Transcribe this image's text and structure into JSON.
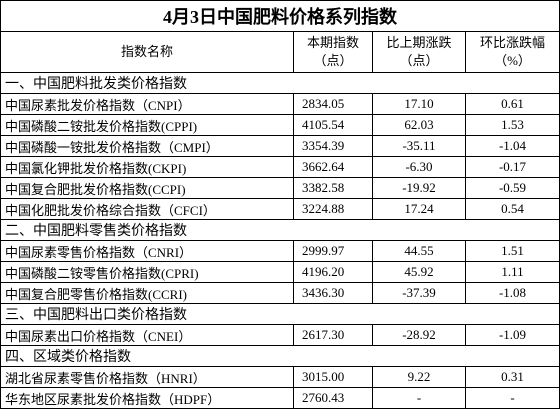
{
  "title": "4月3日中国肥料价格系列指数",
  "header": [
    [
      "指数名称"
    ],
    [
      "本期指数",
      "（点）"
    ],
    [
      "比上期涨跌",
      "（点）"
    ],
    [
      "环比涨跌幅",
      "（%）"
    ]
  ],
  "sections": [
    {
      "title": "一、中国肥料批发类价格指数",
      "rows": [
        [
          "中国尿素批发价格指数（CNPI）",
          "2834.05",
          "17.10",
          "0.61"
        ],
        [
          "中国磷酸二铵批发价格指数(CPPI)",
          "4105.54",
          "62.03",
          "1.53"
        ],
        [
          "中国磷酸一铵批发价格指数（CMPI）",
          "3354.39",
          "-35.11",
          "-1.04"
        ],
        [
          "中国氯化钾批发价格指数(CKPI)",
          "3662.64",
          "-6.30",
          "-0.17"
        ],
        [
          "中国复合肥批发价格指数(CCPI)",
          "3382.58",
          "-19.92",
          "-0.59"
        ],
        [
          "中国化肥批发价格综合指数（CFCI）",
          "3224.88",
          "17.24",
          "0.54"
        ]
      ]
    },
    {
      "title": "二、中国肥料零售类价格指数",
      "rows": [
        [
          "中国尿素零售价格指数（CNRI）",
          "2999.97",
          "44.55",
          "1.51"
        ],
        [
          "中国磷酸二铵零售价格指数(CPRI)",
          "4196.20",
          "45.92",
          "1.11"
        ],
        [
          "中国复合肥零售价格指数(CCRI)",
          "3436.30",
          "-37.39",
          "-1.08"
        ]
      ]
    },
    {
      "title": "三、中国肥料出口类价格指数",
      "rows": [
        [
          "中国尿素出口价格指数（CNEI）",
          "2617.30",
          "-28.92",
          "-1.09"
        ]
      ]
    },
    {
      "title": "四、区域类价格指数",
      "rows": [
        [
          "湖北省尿素零售价格指数（HNRI）",
          "3015.00",
          "9.22",
          "0.31"
        ],
        [
          "华东地区尿素批发价格指数（HDPF）",
          "2760.43",
          "-",
          "-"
        ]
      ]
    }
  ]
}
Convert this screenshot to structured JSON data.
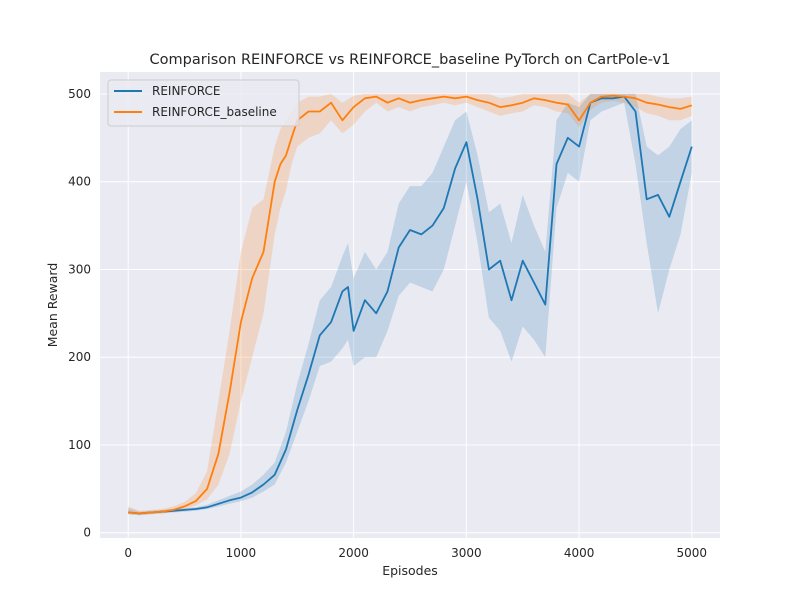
{
  "chart_data": {
    "type": "line",
    "title": "Comparison REINFORCE vs REINFORCE_baseline PyTorch on CartPole-v1",
    "xlabel": "Episodes",
    "ylabel": "Mean Reward",
    "xlim": [
      -250,
      5250
    ],
    "ylim": [
      -6,
      525
    ],
    "x_ticks": [
      0,
      1000,
      2000,
      3000,
      4000,
      5000
    ],
    "y_ticks": [
      0,
      100,
      200,
      300,
      400,
      500
    ],
    "grid": true,
    "legend_position": "upper-left",
    "background": "#eaeaf2",
    "series": [
      {
        "name": "REINFORCE",
        "color": "#1f77b4",
        "band_color": "#1f77b4",
        "x": [
          0,
          100,
          200,
          300,
          400,
          500,
          600,
          700,
          800,
          900,
          1000,
          1100,
          1200,
          1300,
          1400,
          1500,
          1600,
          1700,
          1800,
          1900,
          1950,
          2000,
          2100,
          2200,
          2300,
          2400,
          2500,
          2600,
          2700,
          2800,
          2900,
          3000,
          3100,
          3200,
          3300,
          3400,
          3500,
          3600,
          3700,
          3800,
          3900,
          4000,
          4100,
          4200,
          4300,
          4400,
          4500,
          4600,
          4700,
          4800,
          4900,
          5000
        ],
        "y": [
          23,
          22,
          23,
          24,
          25,
          26,
          27,
          29,
          33,
          37,
          40,
          46,
          55,
          66,
          95,
          140,
          180,
          225,
          240,
          275,
          280,
          230,
          265,
          250,
          275,
          325,
          345,
          340,
          350,
          370,
          415,
          445,
          380,
          300,
          310,
          265,
          310,
          285,
          260,
          420,
          450,
          440,
          490,
          495,
          495,
          497,
          480,
          380,
          385,
          360,
          400,
          440
        ],
        "lower": [
          21,
          20,
          21,
          22,
          23,
          24,
          25,
          27,
          30,
          33,
          36,
          40,
          47,
          55,
          80,
          115,
          150,
          190,
          195,
          210,
          220,
          190,
          200,
          200,
          230,
          270,
          285,
          280,
          275,
          300,
          350,
          400,
          330,
          245,
          230,
          195,
          235,
          220,
          200,
          370,
          410,
          400,
          470,
          480,
          485,
          490,
          420,
          330,
          250,
          300,
          340,
          410
        ],
        "upper": [
          28,
          24,
          25,
          26,
          27,
          28,
          29,
          32,
          37,
          42,
          47,
          55,
          66,
          80,
          115,
          170,
          215,
          265,
          280,
          315,
          330,
          290,
          320,
          300,
          320,
          375,
          395,
          395,
          410,
          440,
          470,
          480,
          430,
          365,
          375,
          330,
          385,
          350,
          320,
          470,
          490,
          485,
          500,
          500,
          500,
          500,
          500,
          440,
          430,
          440,
          460,
          470
        ]
      },
      {
        "name": "REINFORCE_baseline",
        "color": "#ff7f0e",
        "band_color": "#ff7f0e",
        "x": [
          0,
          100,
          200,
          300,
          400,
          500,
          600,
          700,
          800,
          900,
          1000,
          1100,
          1200,
          1300,
          1350,
          1400,
          1450,
          1500,
          1600,
          1700,
          1800,
          1900,
          2000,
          2100,
          2200,
          2300,
          2400,
          2500,
          2600,
          2700,
          2800,
          2900,
          3000,
          3100,
          3200,
          3300,
          3400,
          3500,
          3600,
          3700,
          3800,
          3900,
          4000,
          4100,
          4200,
          4300,
          4400,
          4500,
          4600,
          4700,
          4800,
          4900,
          5000
        ],
        "y": [
          23,
          22,
          23,
          24,
          26,
          30,
          36,
          50,
          90,
          160,
          240,
          290,
          320,
          400,
          420,
          430,
          450,
          470,
          480,
          480,
          490,
          470,
          485,
          495,
          497,
          490,
          495,
          490,
          493,
          495,
          497,
          495,
          497,
          493,
          490,
          485,
          487,
          490,
          495,
          493,
          490,
          488,
          470,
          490,
          497,
          498,
          497,
          495,
          490,
          488,
          485,
          483,
          487
        ],
        "lower": [
          21,
          20,
          21,
          22,
          24,
          27,
          31,
          38,
          55,
          90,
          150,
          200,
          250,
          340,
          370,
          390,
          420,
          440,
          450,
          455,
          470,
          455,
          465,
          480,
          490,
          480,
          485,
          480,
          485,
          487,
          490,
          487,
          490,
          485,
          480,
          475,
          478,
          480,
          487,
          485,
          480,
          478,
          462,
          482,
          490,
          492,
          490,
          485,
          478,
          475,
          470,
          470,
          475
        ],
        "upper": [
          30,
          25,
          26,
          27,
          30,
          35,
          45,
          70,
          150,
          230,
          320,
          370,
          380,
          440,
          460,
          470,
          480,
          490,
          497,
          497,
          500,
          490,
          498,
          500,
          500,
          500,
          500,
          500,
          500,
          500,
          500,
          500,
          500,
          500,
          500,
          495,
          497,
          500,
          500,
          500,
          500,
          500,
          490,
          500,
          500,
          500,
          500,
          500,
          500,
          497,
          495,
          495,
          497
        ]
      }
    ]
  }
}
-----
● **EXERCISE AIM**:
In the records, locate each line holding the string "JSON" and copy it.

● **ANSWER BELOW**:
Transcribe this image's text and structure into JSON.
Convert this screenshot to structured JSON data.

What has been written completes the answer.